Short exercise - Can you put every line of the records below into a Markdown table with two columns, "No." for the row number and "Entry" for the line, leaving out any blank lines?

--- START Data listing ---

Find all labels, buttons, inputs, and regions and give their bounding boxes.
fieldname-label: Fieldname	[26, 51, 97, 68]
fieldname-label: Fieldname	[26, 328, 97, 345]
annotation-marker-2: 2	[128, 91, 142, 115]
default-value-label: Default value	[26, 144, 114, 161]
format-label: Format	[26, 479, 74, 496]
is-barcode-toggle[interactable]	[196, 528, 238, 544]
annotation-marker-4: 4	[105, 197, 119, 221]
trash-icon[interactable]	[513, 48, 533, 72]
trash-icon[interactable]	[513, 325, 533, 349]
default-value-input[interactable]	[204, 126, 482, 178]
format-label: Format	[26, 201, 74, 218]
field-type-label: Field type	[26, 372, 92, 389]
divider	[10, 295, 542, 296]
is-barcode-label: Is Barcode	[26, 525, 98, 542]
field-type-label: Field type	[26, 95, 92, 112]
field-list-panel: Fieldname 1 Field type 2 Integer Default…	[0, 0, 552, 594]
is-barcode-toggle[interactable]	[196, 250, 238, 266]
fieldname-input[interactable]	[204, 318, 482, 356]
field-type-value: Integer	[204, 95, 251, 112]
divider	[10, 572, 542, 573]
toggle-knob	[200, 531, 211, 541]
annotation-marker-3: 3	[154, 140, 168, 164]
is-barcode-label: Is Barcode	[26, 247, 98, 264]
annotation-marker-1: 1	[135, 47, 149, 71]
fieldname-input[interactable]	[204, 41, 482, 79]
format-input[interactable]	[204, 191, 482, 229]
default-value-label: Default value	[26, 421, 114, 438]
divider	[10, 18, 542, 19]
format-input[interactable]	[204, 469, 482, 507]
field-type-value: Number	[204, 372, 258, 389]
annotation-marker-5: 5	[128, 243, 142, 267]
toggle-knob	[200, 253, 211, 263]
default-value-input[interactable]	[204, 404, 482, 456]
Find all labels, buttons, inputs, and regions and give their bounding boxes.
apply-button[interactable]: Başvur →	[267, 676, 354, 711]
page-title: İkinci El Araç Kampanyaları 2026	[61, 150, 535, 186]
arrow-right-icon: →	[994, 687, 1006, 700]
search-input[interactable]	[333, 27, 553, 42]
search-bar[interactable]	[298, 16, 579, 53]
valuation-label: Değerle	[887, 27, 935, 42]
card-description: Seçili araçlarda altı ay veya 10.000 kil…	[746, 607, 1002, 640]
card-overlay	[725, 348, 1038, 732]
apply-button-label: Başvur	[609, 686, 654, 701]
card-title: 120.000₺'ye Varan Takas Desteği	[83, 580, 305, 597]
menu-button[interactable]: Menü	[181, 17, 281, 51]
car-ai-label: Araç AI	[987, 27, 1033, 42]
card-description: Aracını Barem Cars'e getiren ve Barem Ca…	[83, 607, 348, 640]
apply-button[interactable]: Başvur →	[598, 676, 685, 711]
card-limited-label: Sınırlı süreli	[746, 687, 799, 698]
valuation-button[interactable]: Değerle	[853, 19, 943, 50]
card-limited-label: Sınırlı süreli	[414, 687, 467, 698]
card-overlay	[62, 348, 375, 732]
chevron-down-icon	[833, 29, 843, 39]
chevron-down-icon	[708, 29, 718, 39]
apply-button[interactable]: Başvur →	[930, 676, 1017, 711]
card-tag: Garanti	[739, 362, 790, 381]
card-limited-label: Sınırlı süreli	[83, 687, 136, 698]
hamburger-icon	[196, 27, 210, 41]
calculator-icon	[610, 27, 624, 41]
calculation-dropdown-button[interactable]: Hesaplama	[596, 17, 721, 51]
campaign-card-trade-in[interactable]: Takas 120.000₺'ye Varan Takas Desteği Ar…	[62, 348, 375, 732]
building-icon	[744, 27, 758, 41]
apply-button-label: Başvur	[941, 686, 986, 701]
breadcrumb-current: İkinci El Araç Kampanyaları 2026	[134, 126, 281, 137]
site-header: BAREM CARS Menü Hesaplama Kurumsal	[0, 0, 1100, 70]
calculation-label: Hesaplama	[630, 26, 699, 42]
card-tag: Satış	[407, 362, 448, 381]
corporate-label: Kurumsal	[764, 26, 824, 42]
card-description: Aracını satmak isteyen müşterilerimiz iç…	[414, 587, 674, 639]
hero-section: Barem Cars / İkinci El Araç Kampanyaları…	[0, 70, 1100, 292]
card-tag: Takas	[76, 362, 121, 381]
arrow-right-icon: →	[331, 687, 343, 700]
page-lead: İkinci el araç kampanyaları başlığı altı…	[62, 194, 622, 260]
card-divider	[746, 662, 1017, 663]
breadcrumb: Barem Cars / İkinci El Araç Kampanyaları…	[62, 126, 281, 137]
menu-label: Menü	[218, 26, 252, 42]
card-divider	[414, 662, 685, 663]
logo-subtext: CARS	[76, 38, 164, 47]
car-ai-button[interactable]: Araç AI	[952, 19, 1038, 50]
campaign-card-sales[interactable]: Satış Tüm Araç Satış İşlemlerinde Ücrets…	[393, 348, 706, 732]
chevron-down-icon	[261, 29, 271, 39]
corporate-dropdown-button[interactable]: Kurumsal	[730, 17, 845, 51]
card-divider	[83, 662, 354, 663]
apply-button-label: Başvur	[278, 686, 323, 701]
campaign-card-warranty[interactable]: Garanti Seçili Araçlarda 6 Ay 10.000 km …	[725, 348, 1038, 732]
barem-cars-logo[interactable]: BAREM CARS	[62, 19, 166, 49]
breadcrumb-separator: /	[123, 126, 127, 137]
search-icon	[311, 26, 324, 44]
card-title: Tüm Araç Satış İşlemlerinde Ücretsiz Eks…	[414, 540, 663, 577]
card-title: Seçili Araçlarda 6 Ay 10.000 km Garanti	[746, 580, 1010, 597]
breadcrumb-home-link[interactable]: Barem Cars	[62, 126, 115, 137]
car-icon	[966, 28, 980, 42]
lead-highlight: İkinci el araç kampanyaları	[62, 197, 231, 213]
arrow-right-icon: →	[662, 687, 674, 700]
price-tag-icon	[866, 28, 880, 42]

--- END Data listing ---

Reply -
| No. | Entry |
|---|---|
| 1 | Find all labels, buttons, inputs, and regions and give their bounding boxes. |
| 2 | fieldname-label: Fieldname	[26, 51, 97, 68] |
| 3 | fieldname-label: Fieldname	[26, 328, 97, 345] |
| 4 | annotation-marker-2: 2	[128, 91, 142, 115] |
| 5 | default-value-label: Default value	[26, 144, 114, 161] |
| 6 | format-label: Format	[26, 479, 74, 496] |
| 7 | is-barcode-toggle[interactable]	[196, 528, 238, 544] |
| 8 | annotation-marker-4: 4	[105, 197, 119, 221] |
| 9 | trash-icon[interactable]	[513, 48, 533, 72] |
| 10 | trash-icon[interactable]	[513, 325, 533, 349] |
| 11 | default-value-input[interactable]	[204, 126, 482, 178] |
| 12 | format-label: Format	[26, 201, 74, 218] |
| 13 | field-type-label: Field type	[26, 372, 92, 389] |
| 14 | divider	[10, 295, 542, 296] |
| 15 | is-barcode-label: Is Barcode	[26, 525, 98, 542] |
| 16 | field-type-label: Field type	[26, 95, 92, 112] |
| 17 | field-list-panel: Fieldname 1 Field type 2 Integer Default…	[0, 0, 552, 594] |
| 18 | is-barcode-toggle[interactable]	[196, 250, 238, 266] |
| 19 | fieldname-input[interactable]	[204, 318, 482, 356] |
| 20 | field-type-value: Integer	[204, 95, 251, 112] |
| 21 | divider	[10, 572, 542, 573] |
| 22 | toggle-knob	[200, 531, 211, 541] |
| 23 | annotation-marker-3: 3	[154, 140, 168, 164] |
| 24 | is-barcode-label: Is Barcode	[26, 247, 98, 264] |
| 25 | annotation-marker-1: 1	[135, 47, 149, 71] |
| 26 | fieldname-input[interactable]	[204, 41, 482, 79] |
| 27 | format-input[interactable]	[204, 191, 482, 229] |
| 28 | default-value-label: Default value	[26, 421, 114, 438] |
| 29 | divider	[10, 18, 542, 19] |
| 30 | format-input[interactable]	[204, 469, 482, 507] |
| 31 | field-type-value: Number	[204, 372, 258, 389] |
| 32 | annotation-marker-5: 5	[128, 243, 142, 267] |
| 33 | toggle-knob	[200, 253, 211, 263] |
| 34 | default-value-input[interactable]	[204, 404, 482, 456] |
| 35 | Find all labels, buttons, inputs, and regions and give their bounding boxes. |
| 36 | apply-button[interactable]: Başvur →	[267, 676, 354, 711] |
| 37 | page-title: İkinci El Araç Kampanyaları 2026	[61, 150, 535, 186] |
| 38 | arrow-right-icon: →	[994, 687, 1006, 700] |
| 39 | search-input[interactable]	[333, 27, 553, 42] |
| 40 | search-bar[interactable]	[298, 16, 579, 53] |
| 41 | valuation-label: Değerle	[887, 27, 935, 42] |
| 42 | card-description: Seçili araçlarda altı ay veya 10.000 kil…	[746, 607, 1002, 640] |
| 43 | card-overlay	[725, 348, 1038, 732] |
| 44 | apply-button-label: Başvur	[609, 686, 654, 701] |
| 45 | card-title: 120.000₺'ye Varan Takas Desteği	[83, 580, 305, 597] |
| 46 | menu-button[interactable]: Menü	[181, 17, 281, 51] |
| 47 | car-ai-label: Araç AI	[987, 27, 1033, 42] |
| 48 | card-description: Aracını Barem Cars'e getiren ve Barem Ca…	[83, 607, 348, 640] |
| 49 | apply-button[interactable]: Başvur →	[598, 676, 685, 711] |
| 50 | card-limited-label: Sınırlı süreli	[746, 687, 799, 698] |
| 51 | valuation-button[interactable]: Değerle	[853, 19, 943, 50] |
| 52 | card-limited-label: Sınırlı süreli	[414, 687, 467, 698] |
| 53 | card-overlay	[62, 348, 375, 732] |
| 54 | chevron-down-icon	[833, 29, 843, 39] |
| 55 | chevron-down-icon	[708, 29, 718, 39] |
| 56 | apply-button[interactable]: Başvur →	[930, 676, 1017, 711] |
| 57 | card-tag: Garanti	[739, 362, 790, 381] |
| 58 | card-limited-label: Sınırlı süreli	[83, 687, 136, 698] |
| 59 | hamburger-icon	[196, 27, 210, 41] |
| 60 | calculator-icon	[610, 27, 624, 41] |
| 61 | calculation-dropdown-button[interactable]: Hesaplama	[596, 17, 721, 51] |
| 62 | campaign-card-trade-in[interactable]: Takas 120.000₺'ye Varan Takas Desteği Ar…	[62, 348, 375, 732] |
| 63 | building-icon	[744, 27, 758, 41] |
| 64 | apply-button-label: Başvur	[941, 686, 986, 701] |
| 65 | breadcrumb-current: İkinci El Araç Kampanyaları 2026	[134, 126, 281, 137] |
| 66 | site-header: BAREM CARS Menü Hesaplama Kurumsal	[0, 0, 1100, 70] |
| 67 | calculation-label: Hesaplama	[630, 26, 699, 42] |
| 68 | card-tag: Satış	[407, 362, 448, 381] |
| 69 | corporate-label: Kurumsal	[764, 26, 824, 42] |
| 70 | card-description: Aracını satmak isteyen müşterilerimiz iç…	[414, 587, 674, 639] |
| 71 | hero-section: Barem Cars / İkinci El Araç Kampanyaları…	[0, 70, 1100, 292] |
| 72 | card-tag: Takas	[76, 362, 121, 381] |
| 73 | arrow-right-icon: →	[331, 687, 343, 700] |
| 74 | page-lead: İkinci el araç kampanyaları başlığı altı…	[62, 194, 622, 260] |
| 75 | card-divider	[746, 662, 1017, 663] |
| 76 | breadcrumb: Barem Cars / İkinci El Araç Kampanyaları…	[62, 126, 281, 137] |
| 77 | menu-label: Menü	[218, 26, 252, 42] |
| 78 | card-divider	[414, 662, 685, 663] |
| 79 | logo-subtext: CARS	[76, 38, 164, 47] |
| 80 | car-ai-button[interactable]: Araç AI	[952, 19, 1038, 50] |
| 81 | campaign-card-sales[interactable]: Satış Tüm Araç Satış İşlemlerinde Ücrets…	[393, 348, 706, 732] |
| 82 | chevron-down-icon	[261, 29, 271, 39] |
| 83 | corporate-dropdown-button[interactable]: Kurumsal	[730, 17, 845, 51] |
| 84 | card-divider	[83, 662, 354, 663] |
| 85 | apply-button-label: Başvur	[278, 686, 323, 701] |
| 86 | campaign-card-warranty[interactable]: Garanti Seçili Araçlarda 6 Ay 10.000 km …	[725, 348, 1038, 732] |
| 87 | barem-cars-logo[interactable]: BAREM CARS	[62, 19, 166, 49] |
| 88 | breadcrumb-separator: /	[123, 126, 127, 137] |
| 89 | search-icon	[311, 26, 324, 44] |
| 90 | card-title: Tüm Araç Satış İşlemlerinde Ücretsiz Eks…	[414, 540, 663, 577] |
| 91 | card-title: Seçili Araçlarda 6 Ay 10.000 km Garanti	[746, 580, 1010, 597] |
| 92 | breadcrumb-home-link[interactable]: Barem Cars	[62, 126, 115, 137] |
| 93 | car-icon	[966, 28, 980, 42] |
| 94 | lead-highlight: İkinci el araç kampanyaları	[62, 197, 231, 213] |
| 95 | arrow-right-icon: →	[662, 687, 674, 700] |
| 96 | price-tag-icon	[866, 28, 880, 42] |